== Records for this exercise

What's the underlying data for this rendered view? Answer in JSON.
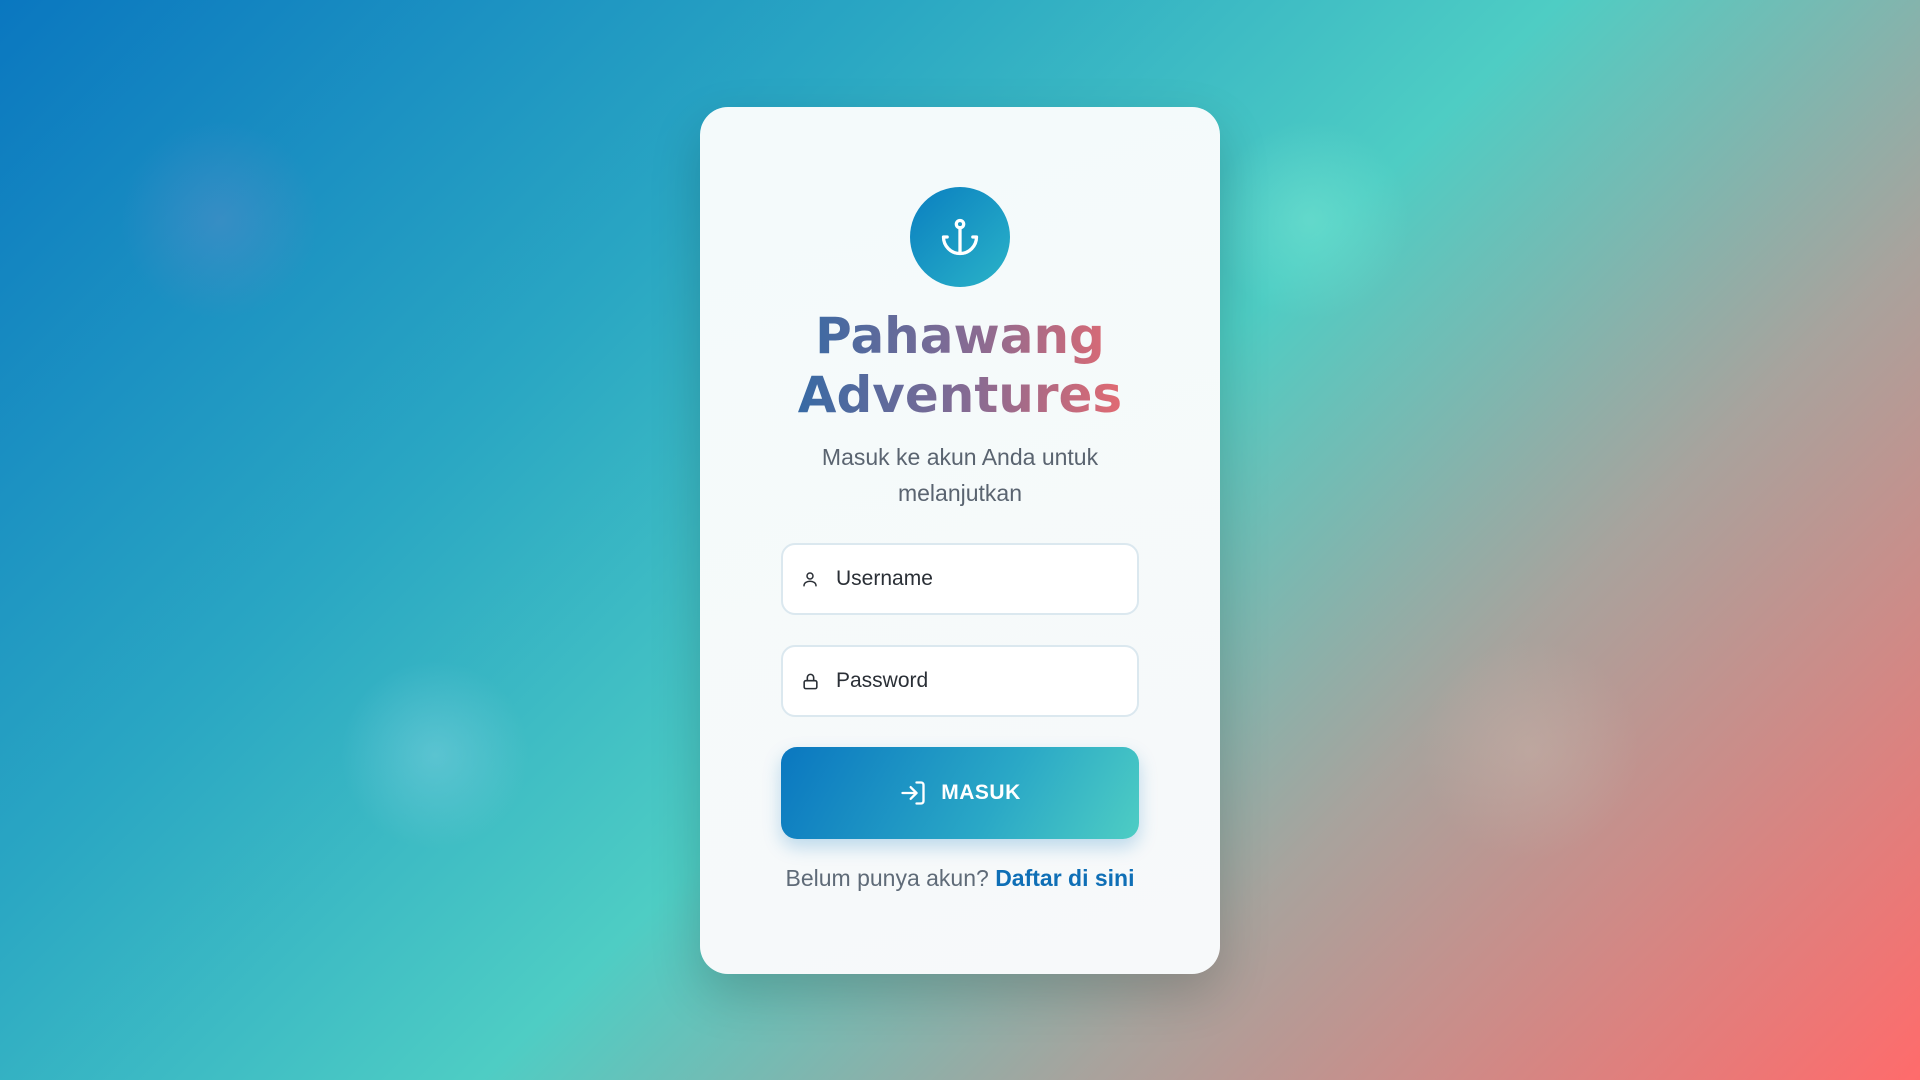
{
  "app": {
    "name": "Pahawang Adventures",
    "subtitle": "Masuk ke akun Anda untuk melanjutkan",
    "logo_icon": "anchor-icon"
  },
  "form": {
    "username": {
      "placeholder": "Username",
      "value": "",
      "icon": "user-icon"
    },
    "password": {
      "placeholder": "Password",
      "value": "",
      "icon": "lock-icon"
    },
    "submit": {
      "label": "MASUK",
      "icon": "login-icon"
    }
  },
  "footer": {
    "prompt": "Belum punya akun?",
    "link_label": "Daftar di sini"
  },
  "colors": {
    "accent": "#0A77C0",
    "accent_secondary": "#4ECDC4",
    "highlight": "#FF6B6B",
    "link": "#0F6FB6"
  }
}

====

● Problem requirements: State how many lines above include the word "icon", and nothing more.

● Completed exercise: 4